[DATA FOR THIS TASK]
▶

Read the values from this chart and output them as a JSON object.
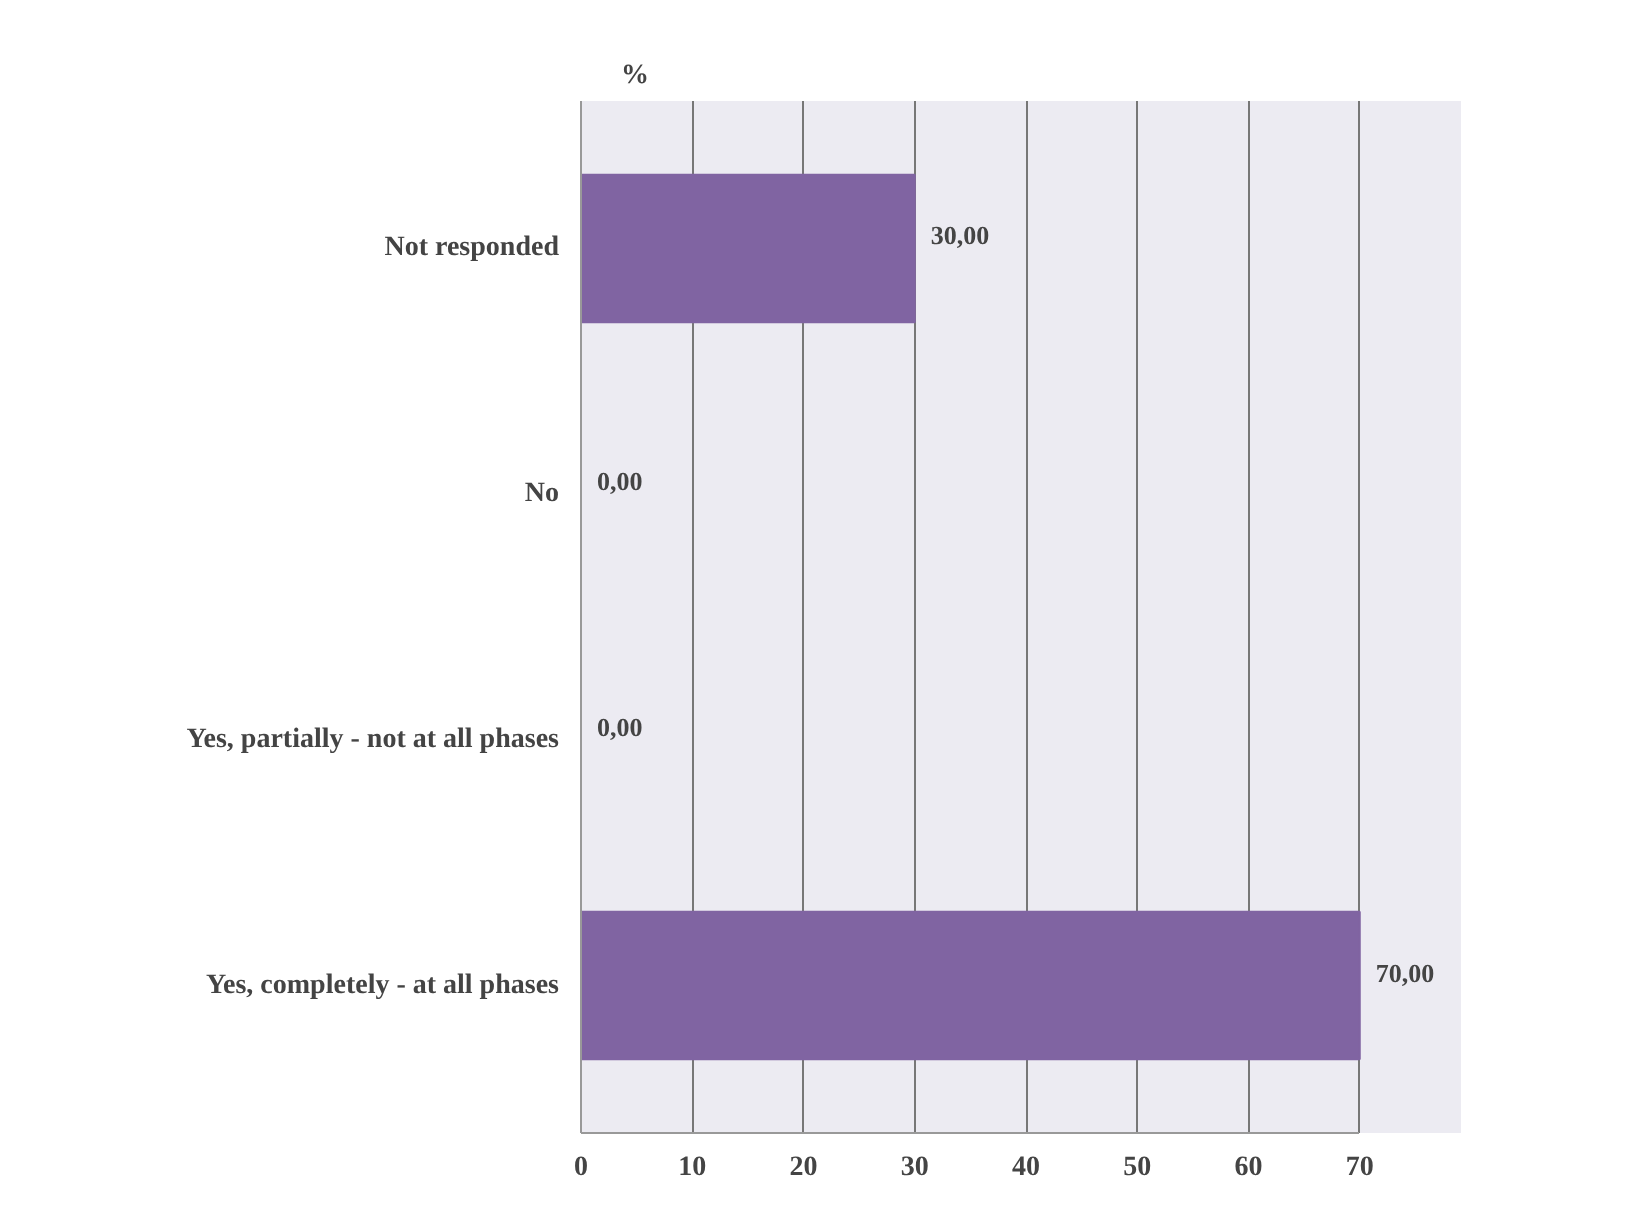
{
  "chart_data": {
    "type": "bar",
    "orientation": "horizontal",
    "xlabel": "%",
    "categories": [
      "Not responded",
      "No",
      "Yes, partially - not at all phases",
      "Yes, completely - at all phases"
    ],
    "values": [
      30,
      0,
      0,
      70
    ],
    "value_labels": [
      "30,00",
      "0,00",
      "0,00",
      "70,00"
    ],
    "color": "#8064a2",
    "xlim": [
      0,
      70
    ],
    "xticks": [
      0,
      10,
      20,
      30,
      40,
      50,
      60,
      70
    ],
    "grid": "x"
  }
}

◀

Give all the entries again exactly, dropping each picture.

[OUTPUT FOR THIS EXERCISE]
Read the values from this chart and output them as a JSON object.
{
  "chart_data": {
    "type": "bar",
    "orientation": "horizontal",
    "xlabel": "%",
    "categories": [
      "Not responded",
      "No",
      "Yes, partially - not at all phases",
      "Yes, completely - at all phases"
    ],
    "values": [
      30,
      0,
      0,
      70
    ],
    "value_labels": [
      "30,00",
      "0,00",
      "0,00",
      "70,00"
    ],
    "color": "#8064a2",
    "xlim": [
      0,
      70
    ],
    "xticks": [
      0,
      10,
      20,
      30,
      40,
      50,
      60,
      70
    ],
    "grid": "x"
  }
}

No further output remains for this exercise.